**Excerpted data**
---
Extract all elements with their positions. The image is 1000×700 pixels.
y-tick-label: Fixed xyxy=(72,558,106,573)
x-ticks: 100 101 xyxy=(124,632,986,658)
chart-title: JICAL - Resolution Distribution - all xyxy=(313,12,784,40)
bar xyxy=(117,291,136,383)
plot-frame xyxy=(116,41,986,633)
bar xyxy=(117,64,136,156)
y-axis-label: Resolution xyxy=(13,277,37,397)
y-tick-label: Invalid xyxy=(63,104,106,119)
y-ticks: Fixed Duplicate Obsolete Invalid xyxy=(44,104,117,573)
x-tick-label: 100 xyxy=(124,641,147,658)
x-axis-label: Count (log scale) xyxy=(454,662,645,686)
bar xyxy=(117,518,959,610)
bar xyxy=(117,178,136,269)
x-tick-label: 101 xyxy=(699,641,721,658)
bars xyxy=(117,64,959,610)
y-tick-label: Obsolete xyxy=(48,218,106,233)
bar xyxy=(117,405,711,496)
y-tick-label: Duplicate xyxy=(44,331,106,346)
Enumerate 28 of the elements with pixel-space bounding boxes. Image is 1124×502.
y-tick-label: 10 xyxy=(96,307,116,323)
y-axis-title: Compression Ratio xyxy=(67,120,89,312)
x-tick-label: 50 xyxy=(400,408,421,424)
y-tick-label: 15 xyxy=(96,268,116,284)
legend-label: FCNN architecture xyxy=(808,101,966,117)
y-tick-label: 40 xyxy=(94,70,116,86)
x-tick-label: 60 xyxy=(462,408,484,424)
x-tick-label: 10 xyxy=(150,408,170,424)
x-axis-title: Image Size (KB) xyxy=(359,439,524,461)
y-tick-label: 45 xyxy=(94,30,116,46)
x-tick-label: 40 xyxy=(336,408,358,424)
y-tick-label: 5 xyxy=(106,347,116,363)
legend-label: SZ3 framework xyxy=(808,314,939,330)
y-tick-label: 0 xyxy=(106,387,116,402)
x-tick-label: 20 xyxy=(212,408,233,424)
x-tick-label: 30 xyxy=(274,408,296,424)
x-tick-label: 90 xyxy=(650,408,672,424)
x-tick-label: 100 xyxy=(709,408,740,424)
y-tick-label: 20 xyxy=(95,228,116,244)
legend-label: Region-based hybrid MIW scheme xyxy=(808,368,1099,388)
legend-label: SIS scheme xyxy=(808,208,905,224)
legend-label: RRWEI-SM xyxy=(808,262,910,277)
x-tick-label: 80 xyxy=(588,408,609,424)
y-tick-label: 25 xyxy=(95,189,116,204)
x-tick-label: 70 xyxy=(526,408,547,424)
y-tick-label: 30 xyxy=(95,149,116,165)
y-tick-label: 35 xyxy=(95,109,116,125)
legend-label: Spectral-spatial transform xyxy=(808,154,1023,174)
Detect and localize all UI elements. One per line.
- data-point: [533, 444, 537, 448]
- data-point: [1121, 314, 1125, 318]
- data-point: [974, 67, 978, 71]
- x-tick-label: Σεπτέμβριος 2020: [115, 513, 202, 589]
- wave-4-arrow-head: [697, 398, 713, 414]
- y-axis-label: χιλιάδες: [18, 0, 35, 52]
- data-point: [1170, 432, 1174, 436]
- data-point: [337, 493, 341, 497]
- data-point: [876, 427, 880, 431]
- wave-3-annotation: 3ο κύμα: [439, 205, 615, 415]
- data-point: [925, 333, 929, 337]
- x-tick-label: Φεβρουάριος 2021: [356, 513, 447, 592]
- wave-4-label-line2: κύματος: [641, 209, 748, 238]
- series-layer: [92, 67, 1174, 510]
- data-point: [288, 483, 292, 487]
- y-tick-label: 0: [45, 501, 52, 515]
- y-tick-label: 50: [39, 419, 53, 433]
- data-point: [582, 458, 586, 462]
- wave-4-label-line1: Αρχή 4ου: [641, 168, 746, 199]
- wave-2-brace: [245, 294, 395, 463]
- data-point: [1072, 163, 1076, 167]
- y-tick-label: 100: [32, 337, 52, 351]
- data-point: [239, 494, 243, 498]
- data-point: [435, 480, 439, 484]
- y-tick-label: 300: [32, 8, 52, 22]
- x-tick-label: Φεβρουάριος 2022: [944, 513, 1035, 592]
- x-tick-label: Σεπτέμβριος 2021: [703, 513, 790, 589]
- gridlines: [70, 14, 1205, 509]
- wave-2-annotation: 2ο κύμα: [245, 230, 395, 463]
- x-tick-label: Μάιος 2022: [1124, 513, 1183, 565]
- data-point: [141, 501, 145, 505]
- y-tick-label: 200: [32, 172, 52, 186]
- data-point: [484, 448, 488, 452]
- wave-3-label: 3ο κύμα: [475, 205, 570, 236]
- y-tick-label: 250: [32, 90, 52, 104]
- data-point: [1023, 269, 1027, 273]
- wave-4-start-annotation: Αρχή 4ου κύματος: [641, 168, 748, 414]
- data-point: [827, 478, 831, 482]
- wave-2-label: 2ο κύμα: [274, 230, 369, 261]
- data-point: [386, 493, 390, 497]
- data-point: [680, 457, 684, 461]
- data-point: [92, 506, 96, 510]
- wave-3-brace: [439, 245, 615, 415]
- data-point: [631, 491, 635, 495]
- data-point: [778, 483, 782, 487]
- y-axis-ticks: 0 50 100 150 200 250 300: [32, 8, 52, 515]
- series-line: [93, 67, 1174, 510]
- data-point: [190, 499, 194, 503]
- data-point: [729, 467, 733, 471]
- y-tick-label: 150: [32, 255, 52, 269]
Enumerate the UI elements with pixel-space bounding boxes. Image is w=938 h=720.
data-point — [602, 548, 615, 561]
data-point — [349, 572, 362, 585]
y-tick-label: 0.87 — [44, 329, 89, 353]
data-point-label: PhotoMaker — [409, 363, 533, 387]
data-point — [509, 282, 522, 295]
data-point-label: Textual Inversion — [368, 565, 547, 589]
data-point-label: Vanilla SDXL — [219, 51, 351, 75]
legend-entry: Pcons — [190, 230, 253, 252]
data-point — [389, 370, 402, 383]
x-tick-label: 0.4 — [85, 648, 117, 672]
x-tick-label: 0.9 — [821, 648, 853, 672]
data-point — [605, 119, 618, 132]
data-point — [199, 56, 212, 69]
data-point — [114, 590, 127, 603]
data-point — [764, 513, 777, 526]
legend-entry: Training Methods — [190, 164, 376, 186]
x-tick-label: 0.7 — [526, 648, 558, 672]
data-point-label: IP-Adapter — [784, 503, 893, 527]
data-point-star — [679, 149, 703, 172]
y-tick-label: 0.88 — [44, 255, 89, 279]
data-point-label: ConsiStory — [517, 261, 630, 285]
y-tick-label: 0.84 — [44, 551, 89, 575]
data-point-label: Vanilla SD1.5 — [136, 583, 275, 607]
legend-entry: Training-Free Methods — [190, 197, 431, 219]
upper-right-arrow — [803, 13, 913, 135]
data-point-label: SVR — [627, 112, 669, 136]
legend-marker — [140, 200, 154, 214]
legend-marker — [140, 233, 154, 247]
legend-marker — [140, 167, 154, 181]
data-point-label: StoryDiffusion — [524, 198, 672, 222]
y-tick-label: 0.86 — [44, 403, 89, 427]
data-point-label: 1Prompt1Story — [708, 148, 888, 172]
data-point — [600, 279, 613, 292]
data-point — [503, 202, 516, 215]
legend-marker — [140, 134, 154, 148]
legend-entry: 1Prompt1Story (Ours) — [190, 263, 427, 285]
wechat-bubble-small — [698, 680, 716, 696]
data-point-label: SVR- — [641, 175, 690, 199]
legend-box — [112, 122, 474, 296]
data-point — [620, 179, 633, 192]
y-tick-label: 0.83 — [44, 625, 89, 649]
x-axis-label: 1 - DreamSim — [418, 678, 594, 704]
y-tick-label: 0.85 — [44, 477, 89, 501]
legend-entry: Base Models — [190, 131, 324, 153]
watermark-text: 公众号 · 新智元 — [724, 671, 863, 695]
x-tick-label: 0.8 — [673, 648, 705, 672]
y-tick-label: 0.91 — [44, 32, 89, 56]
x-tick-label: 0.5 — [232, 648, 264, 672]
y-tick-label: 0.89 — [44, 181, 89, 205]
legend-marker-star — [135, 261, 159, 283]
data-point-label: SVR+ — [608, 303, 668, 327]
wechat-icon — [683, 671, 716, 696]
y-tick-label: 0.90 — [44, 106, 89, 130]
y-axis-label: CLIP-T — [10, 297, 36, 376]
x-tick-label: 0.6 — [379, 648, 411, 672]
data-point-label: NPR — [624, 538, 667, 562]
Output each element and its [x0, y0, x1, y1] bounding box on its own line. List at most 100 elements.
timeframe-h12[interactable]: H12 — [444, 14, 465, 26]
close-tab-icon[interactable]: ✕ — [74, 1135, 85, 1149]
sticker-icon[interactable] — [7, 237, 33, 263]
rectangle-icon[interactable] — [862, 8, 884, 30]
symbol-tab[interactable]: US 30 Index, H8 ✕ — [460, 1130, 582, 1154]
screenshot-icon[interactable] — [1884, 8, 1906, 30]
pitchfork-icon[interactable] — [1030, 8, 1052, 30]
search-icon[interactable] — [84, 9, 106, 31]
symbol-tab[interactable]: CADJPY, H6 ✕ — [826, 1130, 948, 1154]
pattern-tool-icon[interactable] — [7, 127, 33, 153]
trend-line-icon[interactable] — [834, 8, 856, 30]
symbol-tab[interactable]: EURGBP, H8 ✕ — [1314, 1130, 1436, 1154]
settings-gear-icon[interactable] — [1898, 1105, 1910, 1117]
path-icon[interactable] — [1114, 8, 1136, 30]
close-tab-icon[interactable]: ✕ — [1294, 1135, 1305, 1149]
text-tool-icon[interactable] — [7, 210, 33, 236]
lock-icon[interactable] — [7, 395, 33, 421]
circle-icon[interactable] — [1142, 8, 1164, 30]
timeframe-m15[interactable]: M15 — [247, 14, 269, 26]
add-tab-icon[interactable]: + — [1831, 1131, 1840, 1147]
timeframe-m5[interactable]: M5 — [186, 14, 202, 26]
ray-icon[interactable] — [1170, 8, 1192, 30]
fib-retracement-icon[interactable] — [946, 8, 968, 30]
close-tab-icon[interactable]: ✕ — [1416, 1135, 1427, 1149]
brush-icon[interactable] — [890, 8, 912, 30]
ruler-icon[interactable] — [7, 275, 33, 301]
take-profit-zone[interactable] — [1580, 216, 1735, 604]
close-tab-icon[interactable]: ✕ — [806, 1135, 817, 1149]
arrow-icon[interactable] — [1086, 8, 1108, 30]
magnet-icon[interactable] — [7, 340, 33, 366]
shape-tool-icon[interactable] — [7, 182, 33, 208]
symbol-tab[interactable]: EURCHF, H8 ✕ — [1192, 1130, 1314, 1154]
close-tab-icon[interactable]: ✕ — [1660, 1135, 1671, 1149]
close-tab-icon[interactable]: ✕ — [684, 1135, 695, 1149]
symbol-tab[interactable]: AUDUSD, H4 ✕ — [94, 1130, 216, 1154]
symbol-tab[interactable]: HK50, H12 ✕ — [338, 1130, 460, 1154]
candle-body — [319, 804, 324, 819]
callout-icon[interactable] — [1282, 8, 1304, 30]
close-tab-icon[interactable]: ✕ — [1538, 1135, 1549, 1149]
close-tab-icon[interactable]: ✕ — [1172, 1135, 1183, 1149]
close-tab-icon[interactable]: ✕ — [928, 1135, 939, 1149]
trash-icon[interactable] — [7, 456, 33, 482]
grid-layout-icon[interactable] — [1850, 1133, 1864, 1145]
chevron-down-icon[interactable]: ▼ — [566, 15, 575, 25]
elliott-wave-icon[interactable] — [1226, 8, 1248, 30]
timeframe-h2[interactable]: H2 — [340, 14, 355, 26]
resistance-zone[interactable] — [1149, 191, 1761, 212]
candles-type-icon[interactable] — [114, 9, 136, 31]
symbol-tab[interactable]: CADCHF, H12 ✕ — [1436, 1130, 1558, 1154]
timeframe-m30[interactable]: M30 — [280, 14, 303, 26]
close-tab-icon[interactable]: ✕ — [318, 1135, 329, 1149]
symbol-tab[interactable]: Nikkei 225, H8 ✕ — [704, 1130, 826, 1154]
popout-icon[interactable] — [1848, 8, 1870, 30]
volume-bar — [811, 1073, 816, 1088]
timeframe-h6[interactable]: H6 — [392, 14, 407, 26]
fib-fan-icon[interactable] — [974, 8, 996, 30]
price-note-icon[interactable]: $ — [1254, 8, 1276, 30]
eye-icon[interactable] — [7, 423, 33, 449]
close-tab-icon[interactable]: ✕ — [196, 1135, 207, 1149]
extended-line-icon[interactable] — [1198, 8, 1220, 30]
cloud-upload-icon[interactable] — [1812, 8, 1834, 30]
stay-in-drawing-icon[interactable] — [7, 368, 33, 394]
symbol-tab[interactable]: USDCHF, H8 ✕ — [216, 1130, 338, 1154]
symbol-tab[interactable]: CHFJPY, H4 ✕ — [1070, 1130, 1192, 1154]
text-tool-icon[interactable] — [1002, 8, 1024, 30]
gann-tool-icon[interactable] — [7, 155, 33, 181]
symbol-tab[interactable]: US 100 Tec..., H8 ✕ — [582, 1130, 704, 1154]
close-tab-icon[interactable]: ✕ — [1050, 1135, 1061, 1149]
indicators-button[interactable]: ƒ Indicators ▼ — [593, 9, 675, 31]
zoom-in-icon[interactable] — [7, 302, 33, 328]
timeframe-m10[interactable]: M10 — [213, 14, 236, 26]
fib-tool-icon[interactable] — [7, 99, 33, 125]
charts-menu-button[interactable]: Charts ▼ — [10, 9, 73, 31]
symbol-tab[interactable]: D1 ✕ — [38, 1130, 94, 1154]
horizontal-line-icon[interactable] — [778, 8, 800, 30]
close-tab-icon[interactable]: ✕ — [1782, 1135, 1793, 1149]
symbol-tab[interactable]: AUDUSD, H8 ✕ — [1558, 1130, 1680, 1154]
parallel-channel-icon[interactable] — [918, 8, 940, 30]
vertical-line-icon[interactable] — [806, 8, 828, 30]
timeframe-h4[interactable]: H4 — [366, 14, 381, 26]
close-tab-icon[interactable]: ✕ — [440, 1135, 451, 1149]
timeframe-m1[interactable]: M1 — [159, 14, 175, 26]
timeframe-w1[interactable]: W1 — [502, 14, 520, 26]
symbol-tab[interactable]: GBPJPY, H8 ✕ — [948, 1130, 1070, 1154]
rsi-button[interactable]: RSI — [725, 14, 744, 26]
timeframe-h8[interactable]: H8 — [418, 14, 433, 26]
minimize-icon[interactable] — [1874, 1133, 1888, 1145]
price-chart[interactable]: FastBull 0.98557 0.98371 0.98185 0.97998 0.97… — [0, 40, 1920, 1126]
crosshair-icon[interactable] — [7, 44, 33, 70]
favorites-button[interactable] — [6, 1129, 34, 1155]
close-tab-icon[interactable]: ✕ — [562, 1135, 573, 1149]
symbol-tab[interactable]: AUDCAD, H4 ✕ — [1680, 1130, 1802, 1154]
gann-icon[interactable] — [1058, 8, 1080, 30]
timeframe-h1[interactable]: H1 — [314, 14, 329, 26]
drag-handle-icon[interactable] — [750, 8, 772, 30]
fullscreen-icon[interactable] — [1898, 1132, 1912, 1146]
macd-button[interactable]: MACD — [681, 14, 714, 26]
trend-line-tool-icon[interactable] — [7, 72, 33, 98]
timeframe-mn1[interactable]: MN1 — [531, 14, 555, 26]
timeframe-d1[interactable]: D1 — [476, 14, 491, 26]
---
**Task prompt**
Please find each line in the listing above that contains the word "bounding" and copy it out. Case counts.

**In response**
Enumerate 28 of the elements with pixel-space bounding boxes. Image is 1124×502.
Enumerate the UI elements with pixel-space bounding boxes. Image is w=938 h=720.
Output each element and its [x0, y0, x1, y1] bounding box on its own line. List at most 100 elements.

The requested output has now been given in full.